| STATED EXERCISE |
Show every line where "this" occurs.

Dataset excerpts
** BEGIN **

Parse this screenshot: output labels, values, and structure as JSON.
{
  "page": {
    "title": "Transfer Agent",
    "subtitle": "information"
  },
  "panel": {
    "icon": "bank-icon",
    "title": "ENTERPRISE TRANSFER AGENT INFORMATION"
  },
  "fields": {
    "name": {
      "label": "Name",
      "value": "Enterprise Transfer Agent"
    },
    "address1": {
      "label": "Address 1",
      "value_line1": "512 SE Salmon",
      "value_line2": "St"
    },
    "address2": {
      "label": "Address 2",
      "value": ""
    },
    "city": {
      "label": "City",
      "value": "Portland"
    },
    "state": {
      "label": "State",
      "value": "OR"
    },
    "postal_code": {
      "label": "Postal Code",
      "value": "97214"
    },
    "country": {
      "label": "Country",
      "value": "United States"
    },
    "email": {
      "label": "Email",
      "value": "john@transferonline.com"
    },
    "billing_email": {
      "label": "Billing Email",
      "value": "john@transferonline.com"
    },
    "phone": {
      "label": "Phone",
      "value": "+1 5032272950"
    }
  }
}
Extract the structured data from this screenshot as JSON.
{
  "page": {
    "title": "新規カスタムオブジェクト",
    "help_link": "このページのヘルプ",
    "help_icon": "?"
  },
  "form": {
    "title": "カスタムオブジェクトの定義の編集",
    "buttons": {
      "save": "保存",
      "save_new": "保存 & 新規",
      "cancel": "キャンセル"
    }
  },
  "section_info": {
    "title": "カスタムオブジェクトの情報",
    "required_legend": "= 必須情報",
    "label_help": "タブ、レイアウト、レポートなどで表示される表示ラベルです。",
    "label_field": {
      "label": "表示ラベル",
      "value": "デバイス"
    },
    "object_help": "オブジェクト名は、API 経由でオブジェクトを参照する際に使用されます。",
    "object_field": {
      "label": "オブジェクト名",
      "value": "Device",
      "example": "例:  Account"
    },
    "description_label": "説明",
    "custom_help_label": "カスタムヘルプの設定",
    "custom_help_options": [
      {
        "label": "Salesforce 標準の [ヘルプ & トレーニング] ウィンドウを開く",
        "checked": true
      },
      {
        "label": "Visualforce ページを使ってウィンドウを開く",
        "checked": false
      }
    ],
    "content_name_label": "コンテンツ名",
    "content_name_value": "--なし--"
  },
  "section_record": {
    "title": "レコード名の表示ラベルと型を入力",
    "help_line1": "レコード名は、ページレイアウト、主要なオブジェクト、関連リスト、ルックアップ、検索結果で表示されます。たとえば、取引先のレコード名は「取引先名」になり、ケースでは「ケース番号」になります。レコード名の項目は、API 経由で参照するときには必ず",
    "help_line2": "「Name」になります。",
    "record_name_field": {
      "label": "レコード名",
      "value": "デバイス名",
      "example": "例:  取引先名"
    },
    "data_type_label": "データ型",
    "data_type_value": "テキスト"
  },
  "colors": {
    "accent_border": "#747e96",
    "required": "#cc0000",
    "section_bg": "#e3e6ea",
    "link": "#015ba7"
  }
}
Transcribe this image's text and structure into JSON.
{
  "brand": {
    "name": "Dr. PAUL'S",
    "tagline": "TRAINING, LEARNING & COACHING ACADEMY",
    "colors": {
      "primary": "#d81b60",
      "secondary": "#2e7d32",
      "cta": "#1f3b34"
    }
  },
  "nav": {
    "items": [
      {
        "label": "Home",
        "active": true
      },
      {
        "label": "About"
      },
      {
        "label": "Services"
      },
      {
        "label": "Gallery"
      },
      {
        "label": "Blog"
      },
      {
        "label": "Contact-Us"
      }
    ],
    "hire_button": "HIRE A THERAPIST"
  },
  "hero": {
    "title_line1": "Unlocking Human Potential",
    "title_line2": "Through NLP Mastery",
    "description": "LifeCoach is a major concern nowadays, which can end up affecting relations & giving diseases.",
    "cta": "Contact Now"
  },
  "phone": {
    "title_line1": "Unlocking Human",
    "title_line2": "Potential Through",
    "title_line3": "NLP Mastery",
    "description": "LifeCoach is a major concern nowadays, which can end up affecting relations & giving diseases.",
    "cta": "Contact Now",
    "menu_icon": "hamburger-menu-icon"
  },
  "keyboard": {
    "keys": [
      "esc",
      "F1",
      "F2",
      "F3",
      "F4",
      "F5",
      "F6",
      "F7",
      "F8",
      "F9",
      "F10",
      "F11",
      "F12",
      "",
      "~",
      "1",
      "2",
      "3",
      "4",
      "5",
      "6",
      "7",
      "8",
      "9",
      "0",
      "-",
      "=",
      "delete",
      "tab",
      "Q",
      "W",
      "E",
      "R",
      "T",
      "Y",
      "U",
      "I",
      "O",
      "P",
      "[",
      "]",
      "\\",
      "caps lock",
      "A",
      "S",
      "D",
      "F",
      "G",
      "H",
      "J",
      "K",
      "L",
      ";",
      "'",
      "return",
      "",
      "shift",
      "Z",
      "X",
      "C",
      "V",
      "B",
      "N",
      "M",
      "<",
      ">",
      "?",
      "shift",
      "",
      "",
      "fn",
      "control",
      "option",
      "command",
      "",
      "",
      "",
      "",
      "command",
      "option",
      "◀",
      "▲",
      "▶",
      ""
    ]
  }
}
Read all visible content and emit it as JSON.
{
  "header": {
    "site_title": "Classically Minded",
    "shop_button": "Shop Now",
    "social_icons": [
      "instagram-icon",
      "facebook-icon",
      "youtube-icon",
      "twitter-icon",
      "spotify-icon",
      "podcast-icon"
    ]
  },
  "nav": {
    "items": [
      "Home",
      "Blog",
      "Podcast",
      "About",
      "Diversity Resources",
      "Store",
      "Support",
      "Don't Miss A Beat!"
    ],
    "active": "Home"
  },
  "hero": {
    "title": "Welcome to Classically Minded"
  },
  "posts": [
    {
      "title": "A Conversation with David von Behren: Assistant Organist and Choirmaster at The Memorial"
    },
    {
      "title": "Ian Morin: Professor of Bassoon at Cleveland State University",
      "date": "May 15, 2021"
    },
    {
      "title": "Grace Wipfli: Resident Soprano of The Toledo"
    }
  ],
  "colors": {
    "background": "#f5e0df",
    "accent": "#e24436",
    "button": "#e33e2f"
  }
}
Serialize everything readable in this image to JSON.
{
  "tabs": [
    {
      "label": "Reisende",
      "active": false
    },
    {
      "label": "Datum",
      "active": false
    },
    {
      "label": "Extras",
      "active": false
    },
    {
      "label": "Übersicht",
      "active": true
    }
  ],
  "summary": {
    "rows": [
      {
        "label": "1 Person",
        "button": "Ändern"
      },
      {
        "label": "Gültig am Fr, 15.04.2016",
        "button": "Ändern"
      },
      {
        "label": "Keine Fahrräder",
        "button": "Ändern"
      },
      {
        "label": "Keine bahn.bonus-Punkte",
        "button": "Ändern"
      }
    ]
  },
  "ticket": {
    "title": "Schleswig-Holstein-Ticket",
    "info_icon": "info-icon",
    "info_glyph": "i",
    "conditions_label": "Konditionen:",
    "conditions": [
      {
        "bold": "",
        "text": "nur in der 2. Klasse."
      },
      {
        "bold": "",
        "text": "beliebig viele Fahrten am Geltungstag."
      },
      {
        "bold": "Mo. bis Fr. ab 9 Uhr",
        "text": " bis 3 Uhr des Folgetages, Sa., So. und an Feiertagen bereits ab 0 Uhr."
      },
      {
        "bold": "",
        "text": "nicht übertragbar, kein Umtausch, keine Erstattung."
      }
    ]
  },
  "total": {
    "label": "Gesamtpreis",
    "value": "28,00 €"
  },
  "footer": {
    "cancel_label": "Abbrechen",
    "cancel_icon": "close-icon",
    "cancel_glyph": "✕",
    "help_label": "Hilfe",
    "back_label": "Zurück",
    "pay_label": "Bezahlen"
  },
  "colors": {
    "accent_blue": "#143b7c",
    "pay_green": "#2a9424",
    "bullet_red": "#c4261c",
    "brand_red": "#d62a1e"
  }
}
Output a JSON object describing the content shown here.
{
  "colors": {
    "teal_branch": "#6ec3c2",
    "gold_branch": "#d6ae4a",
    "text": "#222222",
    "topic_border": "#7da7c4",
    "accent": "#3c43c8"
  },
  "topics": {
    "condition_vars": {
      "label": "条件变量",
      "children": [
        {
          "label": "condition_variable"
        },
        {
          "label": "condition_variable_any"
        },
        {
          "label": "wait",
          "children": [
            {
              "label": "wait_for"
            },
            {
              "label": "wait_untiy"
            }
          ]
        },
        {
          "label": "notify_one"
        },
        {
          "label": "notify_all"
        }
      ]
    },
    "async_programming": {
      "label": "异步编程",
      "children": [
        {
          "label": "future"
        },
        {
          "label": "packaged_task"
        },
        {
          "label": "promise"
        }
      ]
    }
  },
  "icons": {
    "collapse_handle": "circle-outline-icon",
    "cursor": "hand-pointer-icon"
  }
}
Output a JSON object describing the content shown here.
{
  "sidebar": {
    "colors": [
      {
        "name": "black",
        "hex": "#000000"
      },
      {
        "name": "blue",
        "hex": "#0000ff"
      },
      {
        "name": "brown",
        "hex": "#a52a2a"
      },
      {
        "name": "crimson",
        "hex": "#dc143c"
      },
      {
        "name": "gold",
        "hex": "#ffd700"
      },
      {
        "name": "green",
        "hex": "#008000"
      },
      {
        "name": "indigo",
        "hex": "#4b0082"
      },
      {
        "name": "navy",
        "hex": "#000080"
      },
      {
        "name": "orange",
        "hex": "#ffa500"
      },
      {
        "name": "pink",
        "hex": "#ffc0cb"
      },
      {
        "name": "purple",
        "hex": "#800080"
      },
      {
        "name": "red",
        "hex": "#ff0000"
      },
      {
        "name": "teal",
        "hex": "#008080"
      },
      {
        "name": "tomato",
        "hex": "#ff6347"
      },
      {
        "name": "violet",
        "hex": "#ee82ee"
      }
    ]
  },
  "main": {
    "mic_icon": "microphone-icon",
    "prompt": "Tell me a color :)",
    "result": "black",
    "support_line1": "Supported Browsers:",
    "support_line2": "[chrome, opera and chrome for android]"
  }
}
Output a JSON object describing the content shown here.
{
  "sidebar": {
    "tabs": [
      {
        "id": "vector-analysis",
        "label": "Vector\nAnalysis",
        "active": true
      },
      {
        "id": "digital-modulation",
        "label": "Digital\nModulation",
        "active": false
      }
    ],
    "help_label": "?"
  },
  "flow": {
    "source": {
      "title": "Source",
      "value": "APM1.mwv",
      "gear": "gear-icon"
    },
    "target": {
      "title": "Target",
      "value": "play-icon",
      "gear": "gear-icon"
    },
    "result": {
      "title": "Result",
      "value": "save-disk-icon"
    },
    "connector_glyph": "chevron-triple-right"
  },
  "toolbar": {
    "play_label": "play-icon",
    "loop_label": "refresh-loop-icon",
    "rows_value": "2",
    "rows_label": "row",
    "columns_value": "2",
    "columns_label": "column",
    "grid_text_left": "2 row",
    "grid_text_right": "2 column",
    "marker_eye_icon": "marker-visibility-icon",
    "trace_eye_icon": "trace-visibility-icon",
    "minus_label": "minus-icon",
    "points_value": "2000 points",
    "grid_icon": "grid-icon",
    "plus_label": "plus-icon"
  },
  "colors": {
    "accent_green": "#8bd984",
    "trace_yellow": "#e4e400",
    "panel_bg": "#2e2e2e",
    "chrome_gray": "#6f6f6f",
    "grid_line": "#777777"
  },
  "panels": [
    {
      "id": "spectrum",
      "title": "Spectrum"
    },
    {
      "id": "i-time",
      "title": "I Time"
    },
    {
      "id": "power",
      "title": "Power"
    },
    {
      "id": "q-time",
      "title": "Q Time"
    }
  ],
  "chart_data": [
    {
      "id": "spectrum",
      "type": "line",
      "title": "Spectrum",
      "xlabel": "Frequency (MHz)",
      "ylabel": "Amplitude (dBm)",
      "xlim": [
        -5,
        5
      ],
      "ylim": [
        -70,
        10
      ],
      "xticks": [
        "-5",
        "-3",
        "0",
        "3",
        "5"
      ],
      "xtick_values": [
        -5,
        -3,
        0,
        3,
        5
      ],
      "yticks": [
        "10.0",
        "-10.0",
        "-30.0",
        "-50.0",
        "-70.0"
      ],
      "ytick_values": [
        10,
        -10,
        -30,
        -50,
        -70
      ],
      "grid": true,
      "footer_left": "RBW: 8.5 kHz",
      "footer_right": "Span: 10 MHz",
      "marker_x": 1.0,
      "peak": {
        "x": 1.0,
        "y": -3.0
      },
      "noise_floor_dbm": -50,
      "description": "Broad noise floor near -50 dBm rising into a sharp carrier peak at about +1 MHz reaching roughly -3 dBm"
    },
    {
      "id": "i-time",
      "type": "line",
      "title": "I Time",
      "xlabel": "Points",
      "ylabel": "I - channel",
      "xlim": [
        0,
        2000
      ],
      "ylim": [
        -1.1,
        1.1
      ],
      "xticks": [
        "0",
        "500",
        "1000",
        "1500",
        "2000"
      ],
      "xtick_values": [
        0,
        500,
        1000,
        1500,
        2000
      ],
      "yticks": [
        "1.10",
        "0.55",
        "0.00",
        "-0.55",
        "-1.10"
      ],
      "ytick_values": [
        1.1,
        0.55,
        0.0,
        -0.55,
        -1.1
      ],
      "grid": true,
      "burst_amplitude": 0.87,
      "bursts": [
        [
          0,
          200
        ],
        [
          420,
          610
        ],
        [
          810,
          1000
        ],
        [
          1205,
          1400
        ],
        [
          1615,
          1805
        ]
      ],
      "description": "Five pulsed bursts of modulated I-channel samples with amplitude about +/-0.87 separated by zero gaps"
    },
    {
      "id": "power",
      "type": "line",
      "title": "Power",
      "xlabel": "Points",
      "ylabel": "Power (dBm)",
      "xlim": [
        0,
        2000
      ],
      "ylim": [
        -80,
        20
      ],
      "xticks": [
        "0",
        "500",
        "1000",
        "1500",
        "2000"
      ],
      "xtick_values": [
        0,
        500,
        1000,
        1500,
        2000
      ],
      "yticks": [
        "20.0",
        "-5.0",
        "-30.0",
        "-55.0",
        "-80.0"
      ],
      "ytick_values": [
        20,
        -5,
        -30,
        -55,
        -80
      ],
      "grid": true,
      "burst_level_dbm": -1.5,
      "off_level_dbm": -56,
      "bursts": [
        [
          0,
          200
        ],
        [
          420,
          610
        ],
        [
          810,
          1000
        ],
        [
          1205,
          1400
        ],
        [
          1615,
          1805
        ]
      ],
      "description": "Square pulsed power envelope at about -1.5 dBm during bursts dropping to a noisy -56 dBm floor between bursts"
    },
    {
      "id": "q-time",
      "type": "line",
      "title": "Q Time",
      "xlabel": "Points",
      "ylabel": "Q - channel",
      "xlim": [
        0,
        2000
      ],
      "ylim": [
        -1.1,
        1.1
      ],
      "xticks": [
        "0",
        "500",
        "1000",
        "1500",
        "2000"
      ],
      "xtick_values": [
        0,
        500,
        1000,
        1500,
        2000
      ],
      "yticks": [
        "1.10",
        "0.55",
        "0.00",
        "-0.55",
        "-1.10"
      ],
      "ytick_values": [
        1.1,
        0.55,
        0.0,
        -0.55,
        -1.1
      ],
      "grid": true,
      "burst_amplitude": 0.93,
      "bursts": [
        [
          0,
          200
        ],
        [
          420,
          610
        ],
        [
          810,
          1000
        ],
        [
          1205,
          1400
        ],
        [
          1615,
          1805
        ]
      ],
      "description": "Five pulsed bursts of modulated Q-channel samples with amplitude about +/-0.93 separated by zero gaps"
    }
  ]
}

** END **

| SOLUTION |
Parse this screenshot: output labels, values, and structure as JSON.
Extract the structured data from this screenshot as JSON.
Transcribe this image's text and structure into JSON.
Serialize everything readable in this image to JSON.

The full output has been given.